> WHAT TO DO
Please edit the listing below by swapping "bbox" for "bounding box" and leaving all other text as it is. Return the full listing without the pictures.

> Dataset records
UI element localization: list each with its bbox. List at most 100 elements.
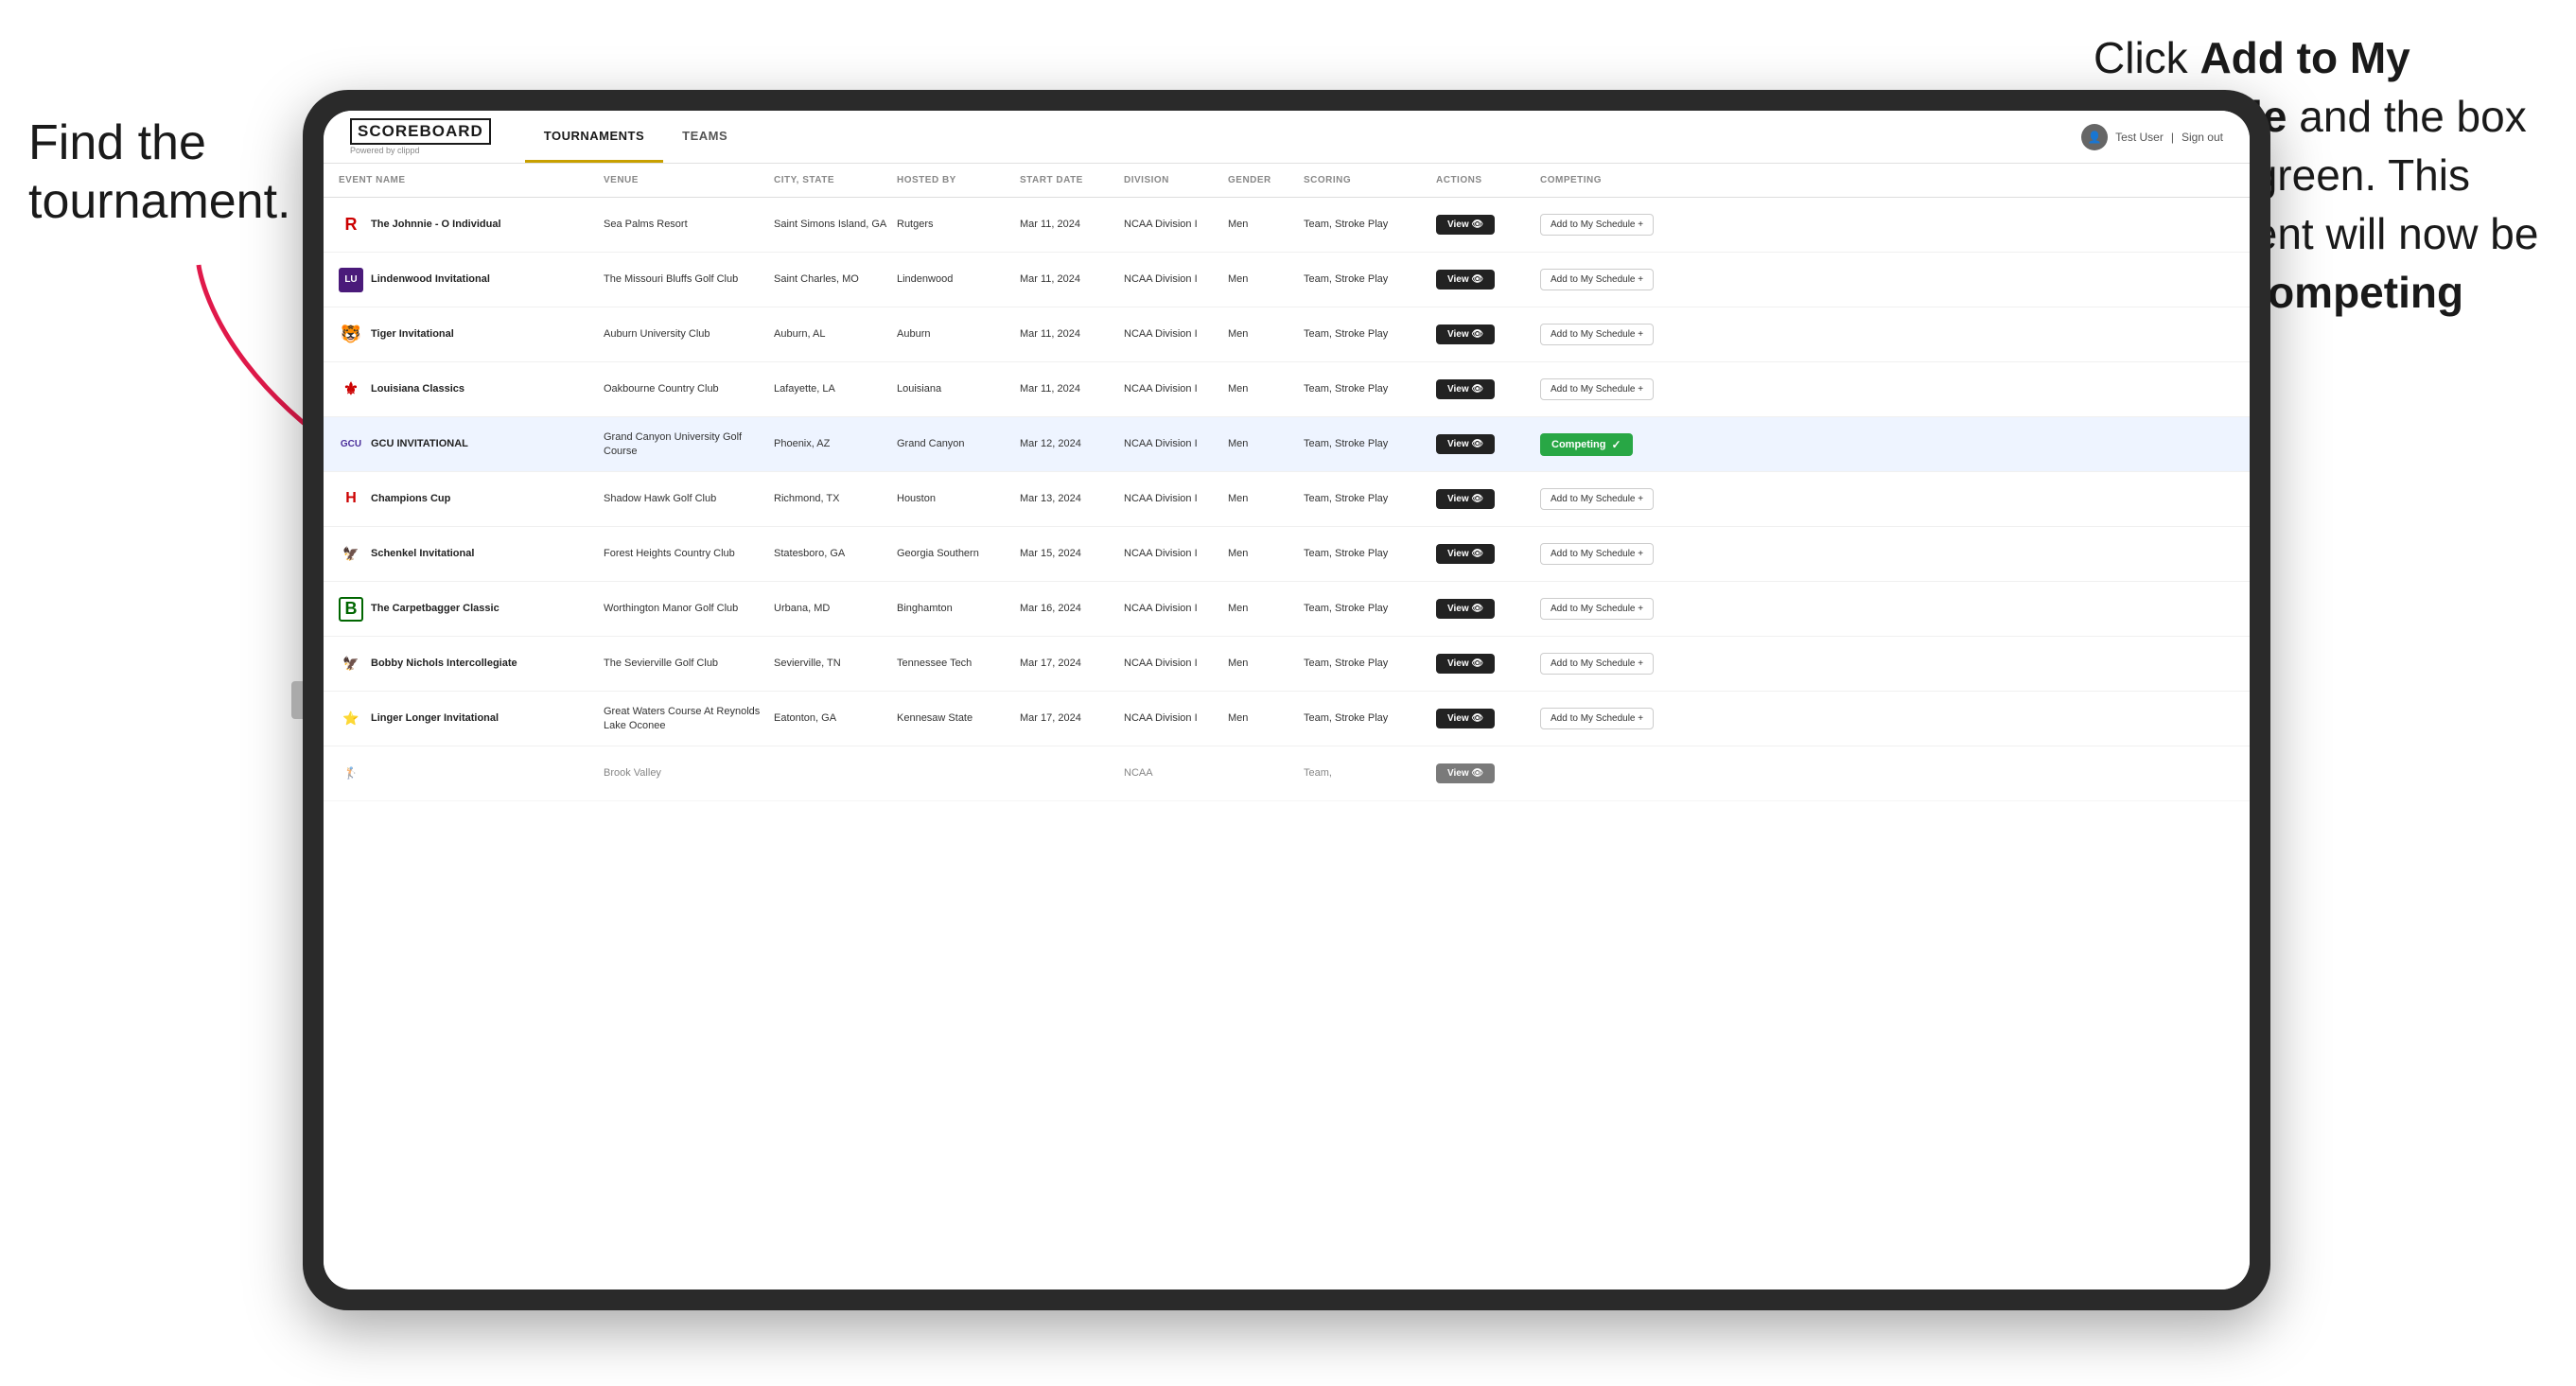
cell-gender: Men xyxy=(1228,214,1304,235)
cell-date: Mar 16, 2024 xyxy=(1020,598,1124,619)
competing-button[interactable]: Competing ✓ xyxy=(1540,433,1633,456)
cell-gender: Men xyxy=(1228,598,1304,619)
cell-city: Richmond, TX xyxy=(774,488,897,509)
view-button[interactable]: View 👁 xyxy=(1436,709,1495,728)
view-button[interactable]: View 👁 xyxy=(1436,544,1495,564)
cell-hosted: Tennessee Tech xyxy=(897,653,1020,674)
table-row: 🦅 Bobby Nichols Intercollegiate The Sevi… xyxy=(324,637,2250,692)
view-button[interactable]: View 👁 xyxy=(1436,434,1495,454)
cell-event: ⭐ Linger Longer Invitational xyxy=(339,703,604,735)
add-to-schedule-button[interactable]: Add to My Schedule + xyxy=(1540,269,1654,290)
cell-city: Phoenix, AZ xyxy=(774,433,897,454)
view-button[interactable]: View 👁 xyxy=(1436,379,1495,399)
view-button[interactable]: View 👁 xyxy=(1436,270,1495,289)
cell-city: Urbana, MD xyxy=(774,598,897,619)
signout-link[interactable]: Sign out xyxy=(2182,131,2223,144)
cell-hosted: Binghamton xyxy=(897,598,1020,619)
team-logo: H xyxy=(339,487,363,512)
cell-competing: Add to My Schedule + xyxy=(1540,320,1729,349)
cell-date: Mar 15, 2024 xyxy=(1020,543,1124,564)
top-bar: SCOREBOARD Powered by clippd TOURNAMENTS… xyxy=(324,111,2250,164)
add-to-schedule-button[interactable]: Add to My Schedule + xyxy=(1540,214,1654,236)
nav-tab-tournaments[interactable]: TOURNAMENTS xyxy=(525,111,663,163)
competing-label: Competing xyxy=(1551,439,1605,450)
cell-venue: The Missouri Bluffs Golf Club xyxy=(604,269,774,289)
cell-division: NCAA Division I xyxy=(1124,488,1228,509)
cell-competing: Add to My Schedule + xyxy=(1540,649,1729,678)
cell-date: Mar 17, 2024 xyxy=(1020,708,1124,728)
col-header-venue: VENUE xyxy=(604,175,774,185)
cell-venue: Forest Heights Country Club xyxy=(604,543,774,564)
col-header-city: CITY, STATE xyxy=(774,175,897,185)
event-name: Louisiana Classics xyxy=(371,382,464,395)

> THE RESULT
UI element localization: list each with its bounding box. List at most 100 elements.
cell-gender: Men xyxy=(1228,214,1304,235)
cell-date: Mar 16, 2024 xyxy=(1020,598,1124,619)
competing-button[interactable]: Competing ✓ xyxy=(1540,433,1633,456)
cell-gender: Men xyxy=(1228,598,1304,619)
cell-city: Richmond, TX xyxy=(774,488,897,509)
view-button[interactable]: View 👁 xyxy=(1436,709,1495,728)
view-button[interactable]: View 👁 xyxy=(1436,544,1495,564)
cell-hosted: Tennessee Tech xyxy=(897,653,1020,674)
table-row: 🦅 Bobby Nichols Intercollegiate The Sevi… xyxy=(324,637,2250,692)
view-button[interactable]: View 👁 xyxy=(1436,434,1495,454)
cell-event: ⭐ Linger Longer Invitational xyxy=(339,703,604,735)
add-to-schedule-button[interactable]: Add to My Schedule + xyxy=(1540,269,1654,290)
cell-city: Phoenix, AZ xyxy=(774,433,897,454)
view-button[interactable]: View 👁 xyxy=(1436,379,1495,399)
view-button[interactable]: View 👁 xyxy=(1436,270,1495,289)
cell-city: Urbana, MD xyxy=(774,598,897,619)
signout-link[interactable]: Sign out xyxy=(2182,131,2223,144)
cell-hosted: Binghamton xyxy=(897,598,1020,619)
team-logo: H xyxy=(339,487,363,512)
cell-competing: Add to My Schedule + xyxy=(1540,320,1729,349)
cell-date: Mar 15, 2024 xyxy=(1020,543,1124,564)
top-bar: SCOREBOARD Powered by clippd TOURNAMENTS… xyxy=(324,111,2250,164)
add-to-schedule-button[interactable]: Add to My Schedule + xyxy=(1540,214,1654,236)
nav-tab-tournaments[interactable]: TOURNAMENTS xyxy=(525,111,663,163)
competing-label: Competing xyxy=(1551,439,1605,450)
cell-venue: The Missouri Bluffs Golf Club xyxy=(604,269,774,289)
cell-division: NCAA Division I xyxy=(1124,488,1228,509)
cell-competing: Add to My Schedule + xyxy=(1540,649,1729,678)
cell-date: Mar 17, 2024 xyxy=(1020,708,1124,728)
col-header-venue: VENUE xyxy=(604,175,774,185)
cell-venue: Forest Heights Country Club xyxy=(604,543,774,564)
col-header-city: CITY, STATE xyxy=(774,175,897,185)
event-name: Louisiana Classics xyxy=(371,382,464,395)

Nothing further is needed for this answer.